__Yang Harus Dilakukan__.
Tuliskan kembali tanpa perubahan bagian teks tentang Pelabuhan Patimban dan BIJB Kertajati di bawah ini, dari "Pengoperasian Patimban pasti" sampai "600.000 CBU (2036).", termasuk kedua bagian tersebut.

__Teks Sumber__.
━━━━
Patimban merupakan pelabuhan yang
terletak di pantai utara Kabupaten Subang, Provinsi Jawa Barat. Pemerintah
Jabar menjadikan Patimban sebagai salah satu proyek prioritas. Pelabuhan yang
dinaungi Kementerian Perhibungan ini dikategorikan sebagai pelabuhan utama.
Artinya, dari pelabuhan ini dapat dilakukan ekspor.
Pengoperasian Patimban pasti akan
mendongkrak dana bagi hasil pajak, baik untuk Subang maupun Jabar. Hal itu
dikarenakan pajak ekspor akan diberikan kepada kabupaten dan provinsi tempat
barang naik kapal untuk diekspor.
Luas Pelabuhan Patimban
direncanakan 356,23 hektare. Pembangunannya secara keseluruhan akan menelan
biaya sebesar Rp43,22 triliun. Sumbernya adalah utang dari Jepang plus APBN dan
BUMN.
Semula pembangunannya dibagi
menjadi tiga tahap. Tahap I 2017-2019, Tahap II 2019-2026, dan Tahap II
2026-2036. Adapun kapasitasnya 7,5 juta teus dan 600.000 CBU (2036).
Selain akan menambah pendapatan
daerah, keberadaan Pelabuhan Patimban diharapkan memberi manfaat lain.
Misalnya, mengurangi tingkat pengangguran terbuka karena pastilah dibutuhkan
cukup banyak tenaga kerja di sana.
//BIJB Kertajati//
Di sisi lain kondisi berbeda
terjadi dengan BIJB Kertajati. Bandara Internasional yang diseting sebagai
bandara kebanggaan masyarakat Jabar tersebut justru ditutup. Selain karena
pandemi covid-19, dengan berbagai pertimbangan, Pemerintah Pusat memindahkan
operasional maskapai dari dan ke Jabar ke Bandara Husein Sastranegara di Kota
Bandung. Akibatnya, BIJB Kertajati seolah-olah "mati suri".
Hasilnya: tidak ada lagi
penerbangan dari/ke bandara yang terletak di Kabupaten Majalengka tersebut.
Kini bandara tersebut lebih mirip salah satu studio foto terbesar. Banyak
pengunjung yang datang ke sana hanya untuk melihat-lihat. Bahkan, tidak sedikit
yang melakukan pengambilan gambar untuk foto pra-nikah.
Penutupan BIJB Kertajati ini konon kabarnya hanya sementara. Lalu sampai kapan? Sangat tidak elok rasanya bandara yang secara keseluruhan menelan APBD Jabar sekitar Rp 6 triliun lebih itu dibiarkan terbengkalai. Belum lagi kalau dibiarkan terus seperti itu pasti operator (PT BIJB dan PT Angkasa Pura II) juga harus menutup kerugian untuk beberapa pos pembiayaan yang jumlahnya tidak kecil
Undang-Undang Nomor 23 Tahun 2014
Tentang Pemerintahan Daerah tidak menyatakan bahwa Provinsi mempunyai wewenang
dalam hal kebardarudaraan. Tampaknya kebandarudaraan memang tidak menjadi
masalah pelik untuk semua provinsi maupun kabupaten/kota. Ada masalah serius
dengan Jabar karena Jabar memiliki aset yang sangat besar di sektor ini.
━━━━
__Cuplikan Data__.
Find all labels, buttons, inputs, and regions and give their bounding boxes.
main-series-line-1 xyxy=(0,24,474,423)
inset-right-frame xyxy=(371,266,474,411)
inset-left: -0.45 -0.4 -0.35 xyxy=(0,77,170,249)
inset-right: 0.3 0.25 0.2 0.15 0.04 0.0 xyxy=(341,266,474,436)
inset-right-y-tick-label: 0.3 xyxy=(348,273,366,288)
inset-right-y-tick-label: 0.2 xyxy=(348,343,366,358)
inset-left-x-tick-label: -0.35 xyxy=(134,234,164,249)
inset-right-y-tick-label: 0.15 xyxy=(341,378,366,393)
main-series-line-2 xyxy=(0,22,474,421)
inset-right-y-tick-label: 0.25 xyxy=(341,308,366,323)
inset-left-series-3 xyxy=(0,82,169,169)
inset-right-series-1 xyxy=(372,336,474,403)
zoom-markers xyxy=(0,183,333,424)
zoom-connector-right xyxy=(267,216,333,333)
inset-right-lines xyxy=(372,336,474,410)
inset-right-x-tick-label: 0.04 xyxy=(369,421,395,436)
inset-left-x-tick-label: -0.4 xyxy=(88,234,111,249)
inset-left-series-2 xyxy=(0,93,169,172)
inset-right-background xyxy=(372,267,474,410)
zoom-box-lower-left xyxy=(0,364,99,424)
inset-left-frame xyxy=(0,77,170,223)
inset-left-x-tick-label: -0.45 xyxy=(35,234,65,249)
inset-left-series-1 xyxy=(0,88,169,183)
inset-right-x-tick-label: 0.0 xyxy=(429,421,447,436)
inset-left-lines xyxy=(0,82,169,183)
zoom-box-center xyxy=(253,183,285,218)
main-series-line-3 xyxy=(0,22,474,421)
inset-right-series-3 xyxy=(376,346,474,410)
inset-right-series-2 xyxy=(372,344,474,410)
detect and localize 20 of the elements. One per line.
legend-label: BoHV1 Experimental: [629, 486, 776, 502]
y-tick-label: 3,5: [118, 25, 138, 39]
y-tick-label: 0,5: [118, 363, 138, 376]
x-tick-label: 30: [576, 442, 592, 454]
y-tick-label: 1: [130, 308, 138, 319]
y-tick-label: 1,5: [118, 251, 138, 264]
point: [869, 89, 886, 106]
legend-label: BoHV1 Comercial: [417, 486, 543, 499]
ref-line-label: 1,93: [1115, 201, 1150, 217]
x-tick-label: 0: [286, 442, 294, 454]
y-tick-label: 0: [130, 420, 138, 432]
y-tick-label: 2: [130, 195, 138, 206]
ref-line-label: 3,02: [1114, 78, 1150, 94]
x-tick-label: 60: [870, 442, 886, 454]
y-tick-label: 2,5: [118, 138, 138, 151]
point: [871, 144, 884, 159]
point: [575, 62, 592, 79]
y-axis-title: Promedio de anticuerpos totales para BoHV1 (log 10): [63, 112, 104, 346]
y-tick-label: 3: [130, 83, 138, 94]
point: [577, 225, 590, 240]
━━━━
__Jawaban Berikut__.
Pengoperasian Patimban pasti akan
mendongkrak dana bagi hasil pajak, baik untuk Subang maupun Jabar. Hal itu
dikarenakan pajak ekspor akan diberikan kepada kabupaten dan provinsi tempat
barang naik kapal untuk diekspor.
Luas Pelabuhan Patimban
direncanakan 356,23 hektare. Pembangunannya secara keseluruhan akan menelan
biaya sebesar Rp43,22 triliun. Sumbernya adalah utang dari Jepang plus APBN dan
BUMN.
Semula pembangunannya dibagi
menjadi tiga tahap. Tahap I 2017-2019, Tahap II 2019-2026, dan Tahap II
2026-2036. Adapun kapasitasnya 7,5 juta teus dan 600.000 CBU (2036).